Extracts from a graphics dataset
+---+

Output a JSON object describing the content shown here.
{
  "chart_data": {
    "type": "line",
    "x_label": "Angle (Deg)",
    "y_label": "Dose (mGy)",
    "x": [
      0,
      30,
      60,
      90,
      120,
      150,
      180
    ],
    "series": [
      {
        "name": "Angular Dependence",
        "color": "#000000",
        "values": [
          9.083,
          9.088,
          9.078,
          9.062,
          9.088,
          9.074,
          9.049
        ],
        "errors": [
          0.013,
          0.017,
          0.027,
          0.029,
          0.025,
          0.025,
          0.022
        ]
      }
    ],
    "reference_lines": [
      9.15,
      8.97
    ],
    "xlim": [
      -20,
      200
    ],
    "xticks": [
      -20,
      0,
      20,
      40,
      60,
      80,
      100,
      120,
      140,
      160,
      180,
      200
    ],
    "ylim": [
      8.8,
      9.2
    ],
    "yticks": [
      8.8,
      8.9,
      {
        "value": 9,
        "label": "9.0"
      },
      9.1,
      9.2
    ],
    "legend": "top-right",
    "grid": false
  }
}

+---+

To be done: Write out the listing once more, matching it exactly.

Response to the exercise:
Output a JSON object describing the content shown here.
{
  "chart_data": {
    "type": "line",
    "x_label": "Angle (Deg)",
    "y_label": "Dose (mGy)",
    "x": [
      0,
      30,
      60,
      90,
      120,
      150,
      180
    ],
    "series": [
      {
        "name": "Angular Dependence",
        "color": "#000000",
        "values": [
          9.083,
          9.088,
          9.078,
          9.062,
          9.088,
          9.074,
          9.049
        ],
        "errors": [
          0.013,
          0.017,
          0.027,
          0.029,
          0.025,
          0.025,
          0.022
        ]
      }
    ],
    "reference_lines": [
      9.15,
      8.97
    ],
    "xlim": [
      -20,
      200
    ],
    "xticks": [
      -20,
      0,
      20,
      40,
      60,
      80,
      100,
      120,
      140,
      160,
      180,
      200
    ],
    "ylim": [
      8.8,
      9.2
    ],
    "yticks": [
      8.8,
      8.9,
      {
        "value": 9,
        "label": "9.0"
      },
      9.1,
      9.2
    ],
    "legend": "top-right",
    "grid": false
  }
}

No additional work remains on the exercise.